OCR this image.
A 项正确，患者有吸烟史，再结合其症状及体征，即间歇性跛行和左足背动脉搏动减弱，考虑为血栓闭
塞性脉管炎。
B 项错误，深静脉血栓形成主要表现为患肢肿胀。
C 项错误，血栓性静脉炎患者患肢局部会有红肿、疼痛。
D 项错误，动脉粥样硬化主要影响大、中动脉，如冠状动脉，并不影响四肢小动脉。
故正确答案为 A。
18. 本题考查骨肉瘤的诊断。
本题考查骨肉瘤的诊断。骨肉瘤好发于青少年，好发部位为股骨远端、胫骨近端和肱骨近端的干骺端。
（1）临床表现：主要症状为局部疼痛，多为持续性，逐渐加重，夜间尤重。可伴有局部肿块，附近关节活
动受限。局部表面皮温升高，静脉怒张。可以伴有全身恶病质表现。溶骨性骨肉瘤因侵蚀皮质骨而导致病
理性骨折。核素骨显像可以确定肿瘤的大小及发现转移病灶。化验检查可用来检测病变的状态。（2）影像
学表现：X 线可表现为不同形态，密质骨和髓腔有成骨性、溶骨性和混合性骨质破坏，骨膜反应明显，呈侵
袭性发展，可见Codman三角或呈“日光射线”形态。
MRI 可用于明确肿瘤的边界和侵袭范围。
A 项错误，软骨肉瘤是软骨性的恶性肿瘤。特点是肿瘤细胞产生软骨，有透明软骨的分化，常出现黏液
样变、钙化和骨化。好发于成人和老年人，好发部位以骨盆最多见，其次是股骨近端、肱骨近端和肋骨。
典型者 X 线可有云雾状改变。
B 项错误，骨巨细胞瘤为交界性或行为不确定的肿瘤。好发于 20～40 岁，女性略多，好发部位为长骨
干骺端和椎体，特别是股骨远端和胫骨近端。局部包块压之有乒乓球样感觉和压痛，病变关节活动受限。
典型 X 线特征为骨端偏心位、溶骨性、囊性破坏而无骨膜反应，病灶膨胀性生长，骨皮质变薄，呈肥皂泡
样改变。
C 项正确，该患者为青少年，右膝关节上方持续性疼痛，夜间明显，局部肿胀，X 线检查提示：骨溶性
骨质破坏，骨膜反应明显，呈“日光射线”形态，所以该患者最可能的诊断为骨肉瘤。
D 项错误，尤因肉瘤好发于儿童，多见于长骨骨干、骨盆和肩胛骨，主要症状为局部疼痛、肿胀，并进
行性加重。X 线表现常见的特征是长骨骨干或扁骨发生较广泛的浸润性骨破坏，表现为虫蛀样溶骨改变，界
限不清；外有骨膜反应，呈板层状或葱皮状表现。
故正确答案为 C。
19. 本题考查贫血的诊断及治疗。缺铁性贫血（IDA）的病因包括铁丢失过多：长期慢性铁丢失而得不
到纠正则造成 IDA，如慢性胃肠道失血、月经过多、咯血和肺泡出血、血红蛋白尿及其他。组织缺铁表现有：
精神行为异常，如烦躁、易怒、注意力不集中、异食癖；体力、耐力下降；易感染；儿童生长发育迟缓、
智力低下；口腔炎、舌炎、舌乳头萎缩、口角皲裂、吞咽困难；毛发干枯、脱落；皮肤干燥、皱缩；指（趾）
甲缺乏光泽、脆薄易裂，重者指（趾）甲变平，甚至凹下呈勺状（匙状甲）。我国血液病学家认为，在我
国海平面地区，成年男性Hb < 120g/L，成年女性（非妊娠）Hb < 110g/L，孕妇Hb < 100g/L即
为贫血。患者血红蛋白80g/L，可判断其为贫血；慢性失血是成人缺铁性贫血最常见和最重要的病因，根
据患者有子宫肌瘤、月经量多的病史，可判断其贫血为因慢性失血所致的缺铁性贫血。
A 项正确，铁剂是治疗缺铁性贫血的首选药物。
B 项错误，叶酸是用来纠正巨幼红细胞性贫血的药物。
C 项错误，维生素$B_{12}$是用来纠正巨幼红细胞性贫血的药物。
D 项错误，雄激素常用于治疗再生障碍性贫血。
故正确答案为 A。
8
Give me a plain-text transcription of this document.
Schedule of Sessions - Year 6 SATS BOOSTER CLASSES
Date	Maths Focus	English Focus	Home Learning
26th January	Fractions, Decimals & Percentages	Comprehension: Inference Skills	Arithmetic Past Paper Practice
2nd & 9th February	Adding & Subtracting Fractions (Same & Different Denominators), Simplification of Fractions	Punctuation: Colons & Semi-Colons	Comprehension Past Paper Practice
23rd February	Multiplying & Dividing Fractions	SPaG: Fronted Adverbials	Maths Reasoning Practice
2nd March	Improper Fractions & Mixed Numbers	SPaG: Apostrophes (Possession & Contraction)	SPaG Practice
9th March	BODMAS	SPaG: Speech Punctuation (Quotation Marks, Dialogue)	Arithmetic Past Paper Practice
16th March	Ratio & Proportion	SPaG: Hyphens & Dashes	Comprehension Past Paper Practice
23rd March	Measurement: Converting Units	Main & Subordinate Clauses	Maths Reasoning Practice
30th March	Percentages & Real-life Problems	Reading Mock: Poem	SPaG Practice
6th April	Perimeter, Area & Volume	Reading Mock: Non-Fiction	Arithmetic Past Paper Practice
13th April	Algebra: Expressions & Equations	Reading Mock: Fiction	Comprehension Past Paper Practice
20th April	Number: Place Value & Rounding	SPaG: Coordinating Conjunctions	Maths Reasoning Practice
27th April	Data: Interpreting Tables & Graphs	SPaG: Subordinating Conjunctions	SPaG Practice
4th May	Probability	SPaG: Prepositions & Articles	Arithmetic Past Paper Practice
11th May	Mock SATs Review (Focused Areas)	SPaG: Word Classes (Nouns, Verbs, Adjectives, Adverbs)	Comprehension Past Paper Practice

Task statement = All of the records must be repeated exactly.

Solution to this problem =
OCR this image.
A 项正确，患者有吸烟史，再结合其症状及体征，即间歇性跛行和左足背动脉搏动减弱，考虑为血栓闭
塞性脉管炎。
B 项错误，深静脉血栓形成主要表现为患肢肿胀。
C 项错误，血栓性静脉炎患者患肢局部会有红肿、疼痛。
D 项错误，动脉粥样硬化主要影响大、中动脉，如冠状动脉，并不影响四肢小动脉。
故正确答案为 A。
18. 本题考查骨肉瘤的诊断。
本题考查骨肉瘤的诊断。骨肉瘤好发于青少年，好发部位为股骨远端、胫骨近端和肱骨近端的干骺端。
（1）临床表现：主要症状为局部疼痛，多为持续性，逐渐加重，夜间尤重。可伴有局部肿块，附近关节活
动受限。局部表面皮温升高，静脉怒张。可以伴有全身恶病质表现。溶骨性骨肉瘤因侵蚀皮质骨而导致病
理性骨折。核素骨显像可以确定肿瘤的大小及发现转移病灶。化验检查可用来检测病变的状态。（2）影像
学表现：X 线可表现为不同形态，密质骨和髓腔有成骨性、溶骨性和混合性骨质破坏，骨膜反应明显，呈侵
袭性发展，可见Codman三角或呈“日光射线”形态。
MRI 可用于明确肿瘤的边界和侵袭范围。
A 项错误，软骨肉瘤是软骨性的恶性肿瘤。特点是肿瘤细胞产生软骨，有透明软骨的分化，常出现黏液
样变、钙化和骨化。好发于成人和老年人，好发部位以骨盆最多见，其次是股骨近端、肱骨近端和肋骨。
典型者 X 线可有云雾状改变。
B 项错误，骨巨细胞瘤为交界性或行为不确定的肿瘤。好发于 20～40 岁，女性略多，好发部位为长骨
干骺端和椎体，特别是股骨远端和胫骨近端。局部包块压之有乒乓球样感觉和压痛，病变关节活动受限。
典型 X 线特征为骨端偏心位、溶骨性、囊性破坏而无骨膜反应，病灶膨胀性生长，骨皮质变薄，呈肥皂泡
样改变。
C 项正确，该患者为青少年，右膝关节上方持续性疼痛，夜间明显，局部肿胀，X 线检查提示：骨溶性
骨质破坏，骨膜反应明显，呈“日光射线”形态，所以该患者最可能的诊断为骨肉瘤。
D 项错误，尤因肉瘤好发于儿童，多见于长骨骨干、骨盆和肩胛骨，主要症状为局部疼痛、肿胀，并进
行性加重。X 线表现常见的特征是长骨骨干或扁骨发生较广泛的浸润性骨破坏，表现为虫蛀样溶骨改变，界
限不清；外有骨膜反应，呈板层状或葱皮状表现。
故正确答案为 C。
19. 本题考查贫血的诊断及治疗。缺铁性贫血（IDA）的病因包括铁丢失过多：长期慢性铁丢失而得不
到纠正则造成 IDA，如慢性胃肠道失血、月经过多、咯血和肺泡出血、血红蛋白尿及其他。组织缺铁表现有：
精神行为异常，如烦躁、易怒、注意力不集中、异食癖；体力、耐力下降；易感染；儿童生长发育迟缓、
智力低下；口腔炎、舌炎、舌乳头萎缩、口角皲裂、吞咽困难；毛发干枯、脱落；皮肤干燥、皱缩；指（趾）
甲缺乏光泽、脆薄易裂，重者指（趾）甲变平，甚至凹下呈勺状（匙状甲）。我国血液病学家认为，在我
国海平面地区，成年男性Hb < 120g/L，成年女性（非妊娠）Hb < 110g/L，孕妇Hb < 100g/L即
为贫血。患者血红蛋白80g/L，可判断其为贫血；慢性失血是成人缺铁性贫血最常见和最重要的病因，根
据患者有子宫肌瘤、月经量多的病史，可判断其贫血为因慢性失血所致的缺铁性贫血。
A 项正确，铁剂是治疗缺铁性贫血的首选药物。
B 项错误，叶酸是用来纠正巨幼红细胞性贫血的药物。
C 项错误，维生素$B_{12}$是用来纠正巨幼红细胞性贫血的药物。
D 项错误，雄激素常用于治疗再生障碍性贫血。
故正确答案为 A。
8
Give me a plain-text transcription of this document.
Schedule of Sessions - Year 6 SATS BOOSTER CLASSES
Date	Maths Focus	English Focus	Home Learning
26th January	Fractions, Decimals & Percentages	Comprehension: Inference Skills	Arithmetic Past Paper Practice
2nd & 9th February	Adding & Subtracting Fractions (Same & Different Denominators), Simplification of Fractions	Punctuation: Colons & Semi-Colons	Comprehension Past Paper Practice
23rd February	Multiplying & Dividing Fractions	SPaG: Fronted Adverbials	Maths Reasoning Practice
2nd March	Improper Fractions & Mixed Numbers	SPaG: Apostrophes (Possession & Contraction)	SPaG Practice
9th March	BODMAS	SPaG: Speech Punctuation (Quotation Marks, Dialogue)	Arithmetic Past Paper Practice
16th March	Ratio & Proportion	SPaG: Hyphens & Dashes	Comprehension Past Paper Practice
23rd March	Measurement: Converting Units	Main & Subordinate Clauses	Maths Reasoning Practice
30th March	Percentages & Real-life Problems	Reading Mock: Poem	SPaG Practice
6th April	Perimeter, Area & Volume	Reading Mock: Non-Fiction	Arithmetic Past Paper Practice
13th April	Algebra: Expressions & Equations	Reading Mock: Fiction	Comprehension Past Paper Practice
20th April	Number: Place Value & Rounding	SPaG: Coordinating Conjunctions	Maths Reasoning Practice
27th April	Data: Interpreting Tables & Graphs	SPaG: Subordinating Conjunctions	SPaG Practice
4th May	Probability	SPaG: Prepositions & Articles	Arithmetic Past Paper Practice
11th May	Mock SATs Review (Focused Areas)	SPaG: Word Classes (Nouns, Verbs, Adjectives, Adverbs)	Comprehension Past Paper Practice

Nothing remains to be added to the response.